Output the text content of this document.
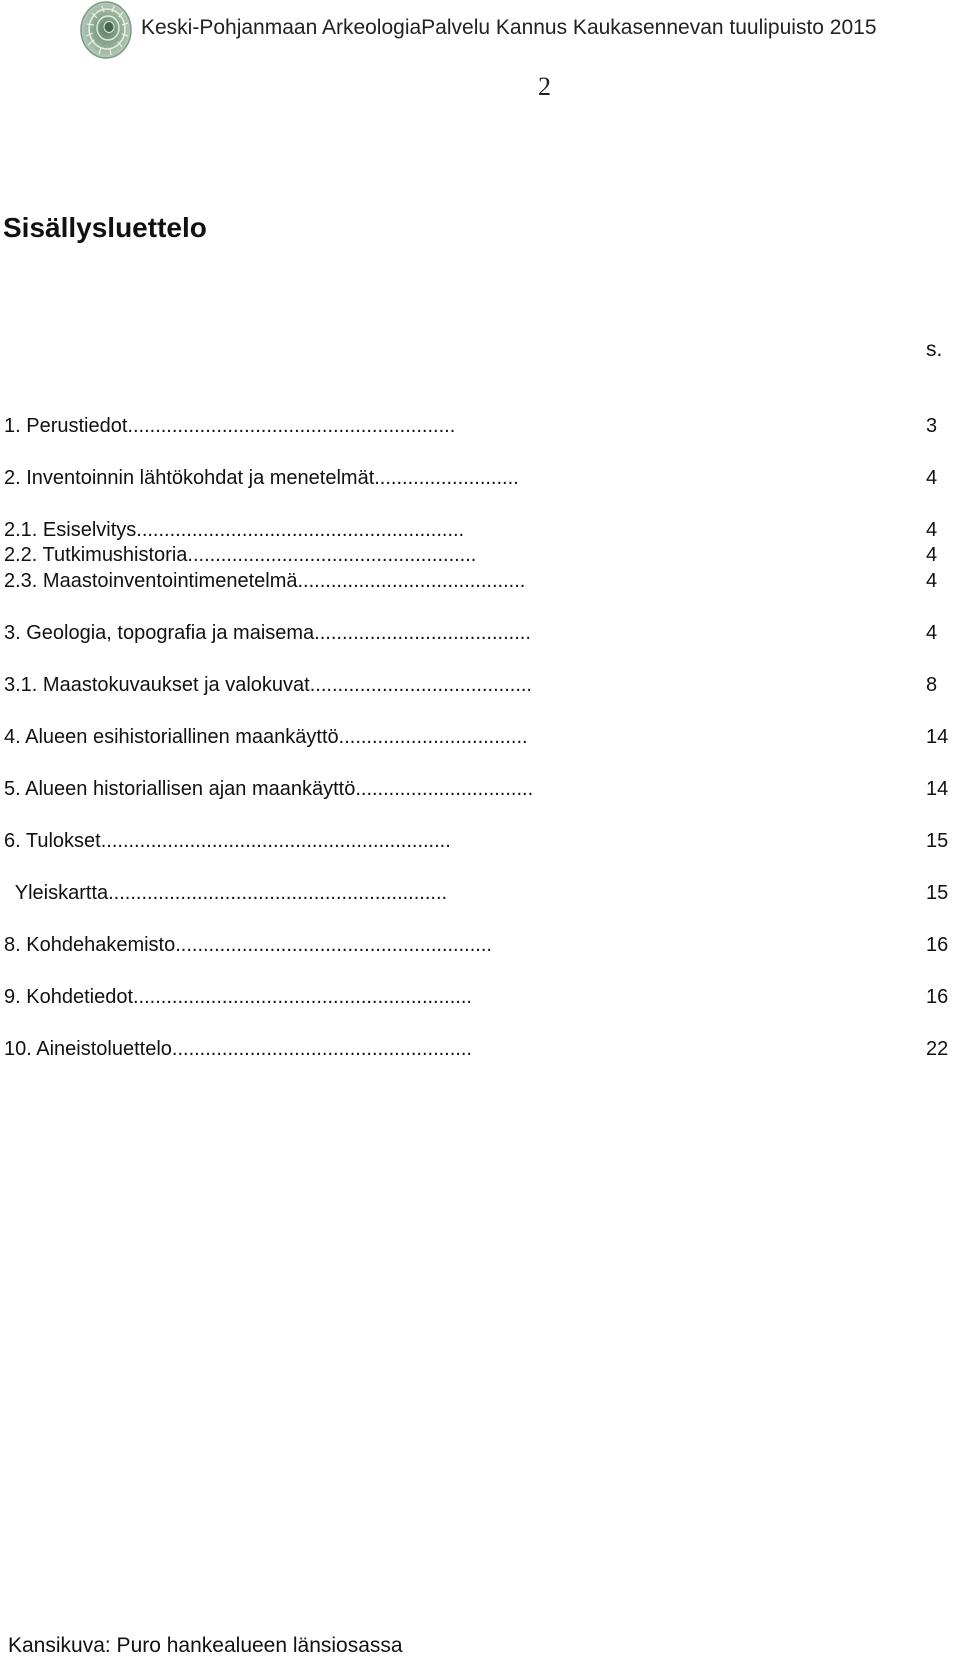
Keski-Pohjanmaan ArkeologiaPalvelu Kannus Kaukasennevan tuulipuisto 2015
2
Sisällysluettelo
s.
1. Perustiedot...........................................................	3
2. Inventoinnin lähtökohdat ja menetelmät..........................	4
2.1. Esiselvitys...........................................................	4
2.2. Tutkimushistoria....................................................	4
2.3. Maastoinventointimenetelmä.........................................	4
3. Geologia, topografia ja maisema.......................................	4
3.1. Maastokuvaukset ja valokuvat........................................	8
4. Alueen esihistoriallinen maankäyttö..................................	14
5. Alueen historiallisen ajan maankäyttö................................	14
6. Tulokset...............................................................	15
Yleiskartta.............................................................	15
8. Kohdehakemisto.........................................................	16
9. Kohdetiedot.............................................................	16
10. Aineistoluettelo......................................................	22
Kansikuva: Puro hankealueen länsiosassa
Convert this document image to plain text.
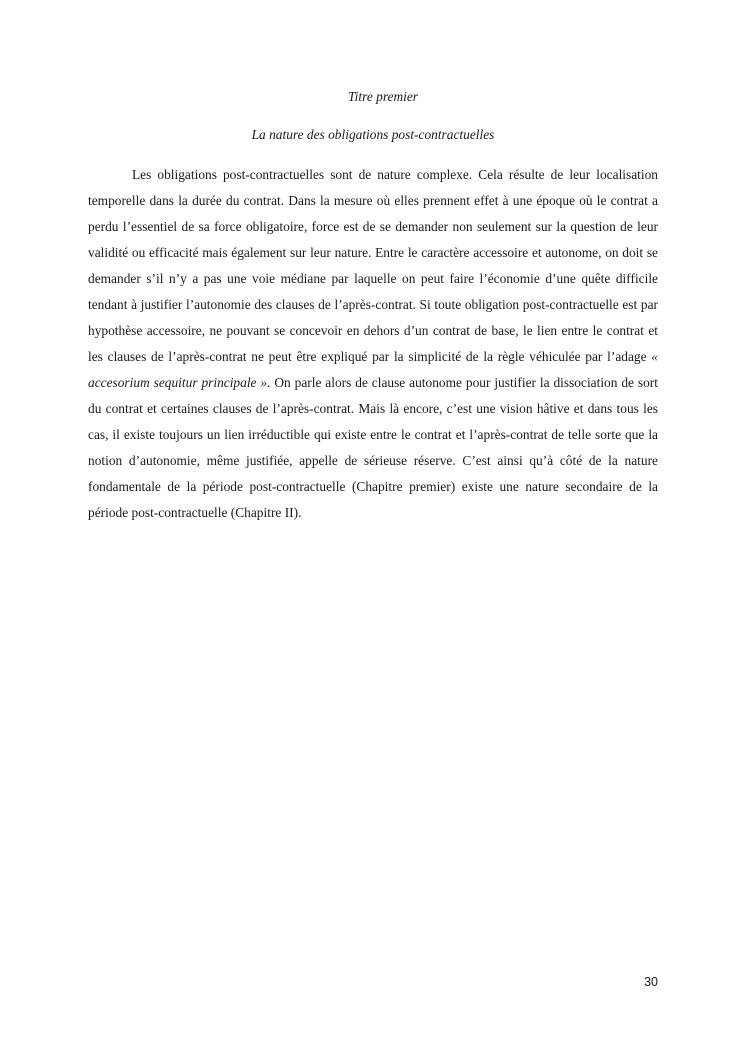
Titre premier

La nature des obligations post-contractuelles

Les obligations post-contractuelles sont de nature complexe. Cela résulte de leur localisation temporelle dans la durée du contrat. Dans la mesure où elles prennent effet à une époque où le contrat a perdu l’essentiel de sa force obligatoire, force est de se demander non seulement sur la question de leur validité ou efficacité mais également sur leur nature. Entre le caractère accessoire et autonome, on doit se demander s’il n’y a pas une voie médiane par laquelle on peut faire l’économie d’une quête difficile tendant à justifier l’autonomie des clauses de l’après-contrat. Si toute obligation post-contractuelle est par hypothèse accessoire, ne pouvant se concevoir en dehors d’un contrat de base, le lien entre le contrat et les clauses de l’après-contrat ne peut être expliqué par la simplicité de la règle véhiculée par l’adage « accesorium sequitur principale ». On parle alors de clause autonome pour justifier la dissociation de sort du contrat et certaines clauses de l’après-contrat. Mais là encore, c’est une vision hâtive et dans tous les cas, il existe toujours un lien irréductible qui existe entre le contrat et l’après-contrat de telle sorte que la notion d’autonomie, même justifiée, appelle de sérieuse réserve. C’est ainsi qu’à côté de la nature fondamentale de la période post-contractuelle (Chapitre premier) existe une nature secondaire de la période post-contractuelle (Chapitre II).

30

[What is being asked]
Collect every line above that contains the word "this".

[Solution]
Output the text content of this document.
Convert this document image to plain text.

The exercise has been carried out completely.